**Records from a collection of figures**

• • • • • • •

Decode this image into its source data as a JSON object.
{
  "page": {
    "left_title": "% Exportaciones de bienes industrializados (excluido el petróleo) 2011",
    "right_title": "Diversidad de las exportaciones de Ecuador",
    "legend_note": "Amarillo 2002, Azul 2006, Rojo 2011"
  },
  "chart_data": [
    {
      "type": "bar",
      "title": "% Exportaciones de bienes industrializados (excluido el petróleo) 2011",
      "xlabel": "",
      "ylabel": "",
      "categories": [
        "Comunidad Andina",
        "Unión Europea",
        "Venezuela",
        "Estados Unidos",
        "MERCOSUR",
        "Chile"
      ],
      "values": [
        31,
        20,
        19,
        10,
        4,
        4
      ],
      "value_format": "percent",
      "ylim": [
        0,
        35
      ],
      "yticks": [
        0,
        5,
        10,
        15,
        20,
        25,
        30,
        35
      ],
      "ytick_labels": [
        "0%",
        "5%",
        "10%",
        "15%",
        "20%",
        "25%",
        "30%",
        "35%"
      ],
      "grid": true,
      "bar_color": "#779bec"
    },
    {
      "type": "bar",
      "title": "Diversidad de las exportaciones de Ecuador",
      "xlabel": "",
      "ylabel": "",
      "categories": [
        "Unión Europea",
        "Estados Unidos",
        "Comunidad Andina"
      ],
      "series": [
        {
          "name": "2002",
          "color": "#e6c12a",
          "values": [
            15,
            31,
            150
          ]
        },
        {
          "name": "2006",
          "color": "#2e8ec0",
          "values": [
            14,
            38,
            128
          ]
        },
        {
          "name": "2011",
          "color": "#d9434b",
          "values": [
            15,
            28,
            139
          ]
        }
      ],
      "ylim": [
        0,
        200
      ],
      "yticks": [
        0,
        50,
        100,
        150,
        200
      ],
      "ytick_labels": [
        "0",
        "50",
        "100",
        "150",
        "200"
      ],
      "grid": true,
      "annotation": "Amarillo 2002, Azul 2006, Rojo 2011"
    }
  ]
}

• • • • • • •

**The problem**
Transcribe all of the lines in the records precisely.

**Solution**
Decode this image into its source data as a JSON object.
{
  "page": {
    "left_title": "% Exportaciones de bienes industrializados (excluido el petróleo) 2011",
    "right_title": "Diversidad de las exportaciones de Ecuador",
    "legend_note": "Amarillo 2002, Azul 2006, Rojo 2011"
  },
  "chart_data": [
    {
      "type": "bar",
      "title": "% Exportaciones de bienes industrializados (excluido el petróleo) 2011",
      "xlabel": "",
      "ylabel": "",
      "categories": [
        "Comunidad Andina",
        "Unión Europea",
        "Venezuela",
        "Estados Unidos",
        "MERCOSUR",
        "Chile"
      ],
      "values": [
        31,
        20,
        19,
        10,
        4,
        4
      ],
      "value_format": "percent",
      "ylim": [
        0,
        35
      ],
      "yticks": [
        0,
        5,
        10,
        15,
        20,
        25,
        30,
        35
      ],
      "ytick_labels": [
        "0%",
        "5%",
        "10%",
        "15%",
        "20%",
        "25%",
        "30%",
        "35%"
      ],
      "grid": true,
      "bar_color": "#779bec"
    },
    {
      "type": "bar",
      "title": "Diversidad de las exportaciones de Ecuador",
      "xlabel": "",
      "ylabel": "",
      "categories": [
        "Unión Europea",
        "Estados Unidos",
        "Comunidad Andina"
      ],
      "series": [
        {
          "name": "2002",
          "color": "#e6c12a",
          "values": [
            15,
            31,
            150
          ]
        },
        {
          "name": "2006",
          "color": "#2e8ec0",
          "values": [
            14,
            38,
            128
          ]
        },
        {
          "name": "2011",
          "color": "#d9434b",
          "values": [
            15,
            28,
            139
          ]
        }
      ],
      "ylim": [
        0,
        200
      ],
      "yticks": [
        0,
        50,
        100,
        150,
        200
      ],
      "ytick_labels": [
        "0",
        "50",
        "100",
        "150",
        "200"
      ],
      "grid": true,
      "annotation": "Amarillo 2002, Azul 2006, Rojo 2011"
    }
  ]
}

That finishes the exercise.